*Task description*. All entries should be output exactly as they stand.

*Saved entries*.
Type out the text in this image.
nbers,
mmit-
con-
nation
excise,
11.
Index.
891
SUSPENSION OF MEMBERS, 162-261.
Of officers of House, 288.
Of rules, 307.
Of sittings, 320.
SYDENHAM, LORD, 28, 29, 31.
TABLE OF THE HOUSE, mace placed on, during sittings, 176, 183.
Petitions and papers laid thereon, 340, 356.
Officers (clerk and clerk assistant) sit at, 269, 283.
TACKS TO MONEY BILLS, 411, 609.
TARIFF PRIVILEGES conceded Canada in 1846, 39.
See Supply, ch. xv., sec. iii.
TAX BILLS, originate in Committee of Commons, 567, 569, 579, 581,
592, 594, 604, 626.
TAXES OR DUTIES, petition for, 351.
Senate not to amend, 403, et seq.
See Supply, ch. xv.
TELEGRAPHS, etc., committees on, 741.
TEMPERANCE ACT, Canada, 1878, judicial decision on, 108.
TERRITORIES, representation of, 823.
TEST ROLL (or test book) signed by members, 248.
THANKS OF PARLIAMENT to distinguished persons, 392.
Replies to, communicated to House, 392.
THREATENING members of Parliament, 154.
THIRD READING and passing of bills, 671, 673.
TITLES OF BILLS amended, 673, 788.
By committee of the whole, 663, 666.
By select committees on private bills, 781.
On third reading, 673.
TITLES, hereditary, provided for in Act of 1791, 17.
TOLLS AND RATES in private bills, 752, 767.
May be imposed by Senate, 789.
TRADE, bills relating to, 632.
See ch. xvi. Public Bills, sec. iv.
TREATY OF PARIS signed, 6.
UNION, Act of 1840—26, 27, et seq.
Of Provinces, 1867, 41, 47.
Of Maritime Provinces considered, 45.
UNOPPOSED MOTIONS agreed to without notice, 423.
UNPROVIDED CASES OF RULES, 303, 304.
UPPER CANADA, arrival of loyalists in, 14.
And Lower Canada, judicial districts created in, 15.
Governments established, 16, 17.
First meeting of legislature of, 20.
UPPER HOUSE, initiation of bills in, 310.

*Full answer*.
Type out the text in this image.
nbers,
mmit-
con-
nation
excise,
11.
Index.
891
SUSPENSION OF MEMBERS, 162-261.
Of officers of House, 288.
Of rules, 307.
Of sittings, 320.
SYDENHAM, LORD, 28, 29, 31.
TABLE OF THE HOUSE, mace placed on, during sittings, 176, 183.
Petitions and papers laid thereon, 340, 356.
Officers (clerk and clerk assistant) sit at, 269, 283.
TACKS TO MONEY BILLS, 411, 609.
TARIFF PRIVILEGES conceded Canada in 1846, 39.
See Supply, ch. xv., sec. iii.
TAX BILLS, originate in Committee of Commons, 567, 569, 579, 581,
592, 594, 604, 626.
TAXES OR DUTIES, petition for, 351.
Senate not to amend, 403, et seq.
See Supply, ch. xv.
TELEGRAPHS, etc., committees on, 741.
TEMPERANCE ACT, Canada, 1878, judicial decision on, 108.
TERRITORIES, representation of, 823.
TEST ROLL (or test book) signed by members, 248.
THANKS OF PARLIAMENT to distinguished persons, 392.
Replies to, communicated to House, 392.
THREATENING members of Parliament, 154.
THIRD READING and passing of bills, 671, 673.
TITLES OF BILLS amended, 673, 788.
By committee of the whole, 663, 666.
By select committees on private bills, 781.
On third reading, 673.
TITLES, hereditary, provided for in Act of 1791, 17.
TOLLS AND RATES in private bills, 752, 767.
May be imposed by Senate, 789.
TRADE, bills relating to, 632.
See ch. xvi. Public Bills, sec. iv.
TREATY OF PARIS signed, 6.
UNION, Act of 1840—26, 27, et seq.
Of Provinces, 1867, 41, 47.
Of Maritime Provinces considered, 45.
UNOPPOSED MOTIONS agreed to without notice, 423.
UNPROVIDED CASES OF RULES, 303, 304.
UPPER CANADA, arrival of loyalists in, 14.
And Lower Canada, judicial districts created in, 15.
Governments established, 16, 17.
First meeting of legislature of, 20.
UPPER HOUSE, initiation of bills in, 310.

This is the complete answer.